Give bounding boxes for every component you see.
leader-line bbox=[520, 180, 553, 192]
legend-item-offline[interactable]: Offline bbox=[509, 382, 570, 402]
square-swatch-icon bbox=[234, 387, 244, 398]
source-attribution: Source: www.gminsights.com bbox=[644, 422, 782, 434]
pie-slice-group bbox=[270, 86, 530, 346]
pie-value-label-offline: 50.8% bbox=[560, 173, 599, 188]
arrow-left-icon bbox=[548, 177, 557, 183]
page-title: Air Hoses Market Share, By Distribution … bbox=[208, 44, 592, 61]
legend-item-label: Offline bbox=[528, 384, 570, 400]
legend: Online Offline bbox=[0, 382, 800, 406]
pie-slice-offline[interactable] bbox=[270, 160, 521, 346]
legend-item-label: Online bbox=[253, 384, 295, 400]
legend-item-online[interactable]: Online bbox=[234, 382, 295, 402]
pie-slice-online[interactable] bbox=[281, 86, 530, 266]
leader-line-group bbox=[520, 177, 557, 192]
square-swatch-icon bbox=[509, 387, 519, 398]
================================
• [Task directions]: Reproduce each of the lines above word for word, keeping their order.

• [Response to this task]:
Give bounding boxes for every component you see.
leader-line bbox=[520, 180, 553, 192]
legend-item-offline[interactable]: Offline bbox=[509, 382, 570, 402]
square-swatch-icon bbox=[234, 387, 244, 398]
source-attribution: Source: www.gminsights.com bbox=[644, 422, 782, 434]
pie-slice-group bbox=[270, 86, 530, 346]
pie-value-label-offline: 50.8% bbox=[560, 173, 599, 188]
arrow-left-icon bbox=[548, 177, 557, 183]
page-title: Air Hoses Market Share, By Distribution … bbox=[208, 44, 592, 61]
legend-item-label: Offline bbox=[528, 384, 570, 400]
legend: Online Offline bbox=[0, 382, 800, 406]
pie-slice-offline[interactable] bbox=[270, 160, 521, 346]
legend-item-label: Online bbox=[253, 384, 295, 400]
legend-item-online[interactable]: Online bbox=[234, 382, 295, 402]
pie-slice-online[interactable] bbox=[281, 86, 530, 266]
leader-line-group bbox=[520, 177, 557, 192]
square-swatch-icon bbox=[509, 387, 519, 398]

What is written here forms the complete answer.